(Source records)

^^^^^^^^^^^^^^^^

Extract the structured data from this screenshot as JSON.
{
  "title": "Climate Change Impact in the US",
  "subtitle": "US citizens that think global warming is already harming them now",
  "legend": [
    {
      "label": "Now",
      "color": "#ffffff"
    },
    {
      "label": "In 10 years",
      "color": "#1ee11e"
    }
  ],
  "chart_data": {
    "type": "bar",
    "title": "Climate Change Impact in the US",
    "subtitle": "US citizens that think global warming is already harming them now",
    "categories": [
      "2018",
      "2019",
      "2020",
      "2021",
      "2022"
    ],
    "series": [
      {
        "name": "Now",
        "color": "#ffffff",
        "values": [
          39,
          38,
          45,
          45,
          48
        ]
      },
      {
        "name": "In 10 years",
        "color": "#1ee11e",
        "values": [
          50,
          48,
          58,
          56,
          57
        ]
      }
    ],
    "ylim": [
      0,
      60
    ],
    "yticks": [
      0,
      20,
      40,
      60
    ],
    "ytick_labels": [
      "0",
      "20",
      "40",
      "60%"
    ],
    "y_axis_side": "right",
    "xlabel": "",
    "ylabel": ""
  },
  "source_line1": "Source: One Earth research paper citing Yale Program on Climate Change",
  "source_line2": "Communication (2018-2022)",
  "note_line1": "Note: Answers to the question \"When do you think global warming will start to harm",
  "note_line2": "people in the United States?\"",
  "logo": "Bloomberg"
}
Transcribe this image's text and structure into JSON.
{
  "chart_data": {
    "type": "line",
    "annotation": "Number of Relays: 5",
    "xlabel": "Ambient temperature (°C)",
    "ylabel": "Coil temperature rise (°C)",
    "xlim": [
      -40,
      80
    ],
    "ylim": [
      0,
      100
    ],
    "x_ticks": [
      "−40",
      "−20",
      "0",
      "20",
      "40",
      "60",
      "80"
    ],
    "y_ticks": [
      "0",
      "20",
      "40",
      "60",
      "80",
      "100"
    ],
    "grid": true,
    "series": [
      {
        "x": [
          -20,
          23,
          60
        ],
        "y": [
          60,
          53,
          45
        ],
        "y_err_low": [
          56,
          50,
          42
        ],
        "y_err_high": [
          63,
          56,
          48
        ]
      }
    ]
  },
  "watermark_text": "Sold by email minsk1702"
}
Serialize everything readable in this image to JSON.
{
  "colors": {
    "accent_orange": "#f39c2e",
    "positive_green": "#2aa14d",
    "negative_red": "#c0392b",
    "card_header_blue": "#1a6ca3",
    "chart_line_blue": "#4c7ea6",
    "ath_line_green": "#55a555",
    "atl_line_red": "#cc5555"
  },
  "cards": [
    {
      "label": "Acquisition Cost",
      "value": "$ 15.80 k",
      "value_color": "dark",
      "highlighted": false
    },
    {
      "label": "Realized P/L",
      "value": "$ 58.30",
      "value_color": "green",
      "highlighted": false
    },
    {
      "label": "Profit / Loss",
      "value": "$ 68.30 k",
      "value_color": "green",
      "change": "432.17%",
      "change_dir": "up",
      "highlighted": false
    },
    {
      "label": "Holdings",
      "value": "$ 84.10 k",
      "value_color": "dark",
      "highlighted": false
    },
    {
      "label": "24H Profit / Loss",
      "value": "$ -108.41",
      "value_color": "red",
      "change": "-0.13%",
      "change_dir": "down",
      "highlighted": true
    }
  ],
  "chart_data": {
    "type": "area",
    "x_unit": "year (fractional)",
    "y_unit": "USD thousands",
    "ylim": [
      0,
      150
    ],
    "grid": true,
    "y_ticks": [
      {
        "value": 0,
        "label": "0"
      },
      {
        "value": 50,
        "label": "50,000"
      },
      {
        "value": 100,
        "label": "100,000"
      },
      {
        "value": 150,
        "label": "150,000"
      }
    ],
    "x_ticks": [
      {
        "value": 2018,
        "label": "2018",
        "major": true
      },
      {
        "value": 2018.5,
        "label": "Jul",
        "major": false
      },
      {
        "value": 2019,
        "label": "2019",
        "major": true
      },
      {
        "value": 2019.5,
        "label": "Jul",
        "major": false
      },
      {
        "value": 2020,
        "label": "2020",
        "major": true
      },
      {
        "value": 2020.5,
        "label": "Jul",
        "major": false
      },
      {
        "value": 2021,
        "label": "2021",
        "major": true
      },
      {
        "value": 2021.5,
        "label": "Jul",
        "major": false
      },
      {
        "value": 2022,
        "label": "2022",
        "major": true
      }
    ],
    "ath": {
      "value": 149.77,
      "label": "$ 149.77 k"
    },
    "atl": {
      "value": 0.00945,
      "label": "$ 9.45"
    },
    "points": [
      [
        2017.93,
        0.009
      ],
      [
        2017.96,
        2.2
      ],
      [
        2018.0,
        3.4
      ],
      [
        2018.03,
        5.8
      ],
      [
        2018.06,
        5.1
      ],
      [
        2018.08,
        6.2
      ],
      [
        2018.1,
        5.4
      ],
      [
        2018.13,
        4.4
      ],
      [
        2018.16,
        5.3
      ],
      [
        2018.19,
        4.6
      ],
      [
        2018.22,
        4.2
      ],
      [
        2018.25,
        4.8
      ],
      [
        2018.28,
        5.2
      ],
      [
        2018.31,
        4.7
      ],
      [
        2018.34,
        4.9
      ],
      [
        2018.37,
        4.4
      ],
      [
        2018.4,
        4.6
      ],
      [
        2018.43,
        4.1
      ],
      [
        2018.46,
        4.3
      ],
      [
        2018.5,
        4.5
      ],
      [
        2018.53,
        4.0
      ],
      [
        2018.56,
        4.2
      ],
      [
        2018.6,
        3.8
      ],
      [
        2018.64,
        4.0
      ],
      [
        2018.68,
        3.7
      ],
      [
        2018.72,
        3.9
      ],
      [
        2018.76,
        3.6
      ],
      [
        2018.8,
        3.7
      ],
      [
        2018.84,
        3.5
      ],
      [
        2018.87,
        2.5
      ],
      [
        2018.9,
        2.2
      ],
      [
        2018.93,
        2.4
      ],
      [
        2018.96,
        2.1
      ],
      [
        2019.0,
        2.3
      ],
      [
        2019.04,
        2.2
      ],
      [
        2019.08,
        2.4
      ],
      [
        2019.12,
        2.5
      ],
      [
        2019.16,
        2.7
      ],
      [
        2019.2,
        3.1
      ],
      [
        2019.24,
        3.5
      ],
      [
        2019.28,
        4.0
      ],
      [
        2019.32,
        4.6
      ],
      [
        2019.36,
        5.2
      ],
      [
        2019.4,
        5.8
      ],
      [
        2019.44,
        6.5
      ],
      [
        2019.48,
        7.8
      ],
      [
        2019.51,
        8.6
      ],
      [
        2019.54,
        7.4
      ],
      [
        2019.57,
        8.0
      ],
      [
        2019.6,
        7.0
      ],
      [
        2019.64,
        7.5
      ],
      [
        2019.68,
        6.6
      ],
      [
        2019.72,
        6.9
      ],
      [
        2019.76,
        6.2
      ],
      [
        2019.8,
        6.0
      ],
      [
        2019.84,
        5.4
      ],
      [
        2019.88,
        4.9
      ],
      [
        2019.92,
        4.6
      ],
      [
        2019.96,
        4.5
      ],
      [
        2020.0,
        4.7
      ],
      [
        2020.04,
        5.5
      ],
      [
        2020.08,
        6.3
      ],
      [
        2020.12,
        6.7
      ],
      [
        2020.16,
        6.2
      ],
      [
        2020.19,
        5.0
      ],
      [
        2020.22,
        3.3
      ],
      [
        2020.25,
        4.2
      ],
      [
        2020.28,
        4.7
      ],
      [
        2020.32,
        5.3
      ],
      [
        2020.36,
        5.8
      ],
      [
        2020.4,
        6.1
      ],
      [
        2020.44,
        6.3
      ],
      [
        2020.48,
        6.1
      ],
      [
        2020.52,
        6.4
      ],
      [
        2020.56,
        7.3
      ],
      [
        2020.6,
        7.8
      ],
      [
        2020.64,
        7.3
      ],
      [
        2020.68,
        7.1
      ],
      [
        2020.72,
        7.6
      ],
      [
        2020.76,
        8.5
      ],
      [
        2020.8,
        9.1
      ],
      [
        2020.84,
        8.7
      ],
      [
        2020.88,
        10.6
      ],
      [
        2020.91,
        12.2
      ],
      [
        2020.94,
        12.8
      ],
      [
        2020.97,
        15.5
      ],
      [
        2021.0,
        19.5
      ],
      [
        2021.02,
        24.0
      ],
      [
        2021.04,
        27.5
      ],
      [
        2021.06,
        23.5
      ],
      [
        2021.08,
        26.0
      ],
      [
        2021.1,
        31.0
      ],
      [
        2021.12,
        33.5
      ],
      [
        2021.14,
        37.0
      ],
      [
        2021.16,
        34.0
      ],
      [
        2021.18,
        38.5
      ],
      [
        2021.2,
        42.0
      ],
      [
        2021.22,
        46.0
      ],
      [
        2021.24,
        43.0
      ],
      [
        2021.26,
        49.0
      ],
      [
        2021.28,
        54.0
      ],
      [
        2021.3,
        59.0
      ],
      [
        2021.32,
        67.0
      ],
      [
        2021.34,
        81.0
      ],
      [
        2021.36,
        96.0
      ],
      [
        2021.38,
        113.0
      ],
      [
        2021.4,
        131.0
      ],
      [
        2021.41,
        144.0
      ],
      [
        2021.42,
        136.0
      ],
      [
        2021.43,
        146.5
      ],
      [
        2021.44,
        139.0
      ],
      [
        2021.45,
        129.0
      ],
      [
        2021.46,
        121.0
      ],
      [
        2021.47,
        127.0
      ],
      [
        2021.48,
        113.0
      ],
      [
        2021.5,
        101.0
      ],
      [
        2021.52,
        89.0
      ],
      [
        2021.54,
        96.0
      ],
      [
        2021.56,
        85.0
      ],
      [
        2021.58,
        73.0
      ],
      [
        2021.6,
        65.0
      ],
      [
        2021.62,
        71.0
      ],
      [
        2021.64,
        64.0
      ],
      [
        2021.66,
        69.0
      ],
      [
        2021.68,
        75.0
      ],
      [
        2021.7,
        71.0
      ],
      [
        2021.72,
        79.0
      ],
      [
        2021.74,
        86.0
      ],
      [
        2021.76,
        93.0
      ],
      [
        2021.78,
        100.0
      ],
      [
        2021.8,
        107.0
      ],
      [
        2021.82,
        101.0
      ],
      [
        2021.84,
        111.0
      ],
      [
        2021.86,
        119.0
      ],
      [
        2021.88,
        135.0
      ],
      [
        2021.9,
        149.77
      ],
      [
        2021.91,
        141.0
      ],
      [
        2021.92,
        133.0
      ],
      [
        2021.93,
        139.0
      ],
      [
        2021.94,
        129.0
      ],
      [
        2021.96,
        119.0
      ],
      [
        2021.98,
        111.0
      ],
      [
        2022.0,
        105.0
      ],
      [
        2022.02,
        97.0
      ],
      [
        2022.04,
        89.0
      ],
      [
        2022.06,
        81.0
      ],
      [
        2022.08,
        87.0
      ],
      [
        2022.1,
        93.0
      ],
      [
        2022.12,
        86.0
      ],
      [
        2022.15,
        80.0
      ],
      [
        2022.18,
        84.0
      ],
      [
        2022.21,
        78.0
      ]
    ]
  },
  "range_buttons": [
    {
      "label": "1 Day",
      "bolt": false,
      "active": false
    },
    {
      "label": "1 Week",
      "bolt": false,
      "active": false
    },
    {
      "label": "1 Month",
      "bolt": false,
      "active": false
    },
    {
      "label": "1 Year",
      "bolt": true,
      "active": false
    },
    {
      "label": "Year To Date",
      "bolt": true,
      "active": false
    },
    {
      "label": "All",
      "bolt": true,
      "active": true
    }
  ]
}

^^^^^^^^^^^^^^^^

▶ [Goal]
Filter the records above and return every line that holds the word "already".

▶ [The reply]
  "subtitle": "US citizens that think global warming is already harming them now",
    "subtitle": "US citizens that think global warming is already harming them now",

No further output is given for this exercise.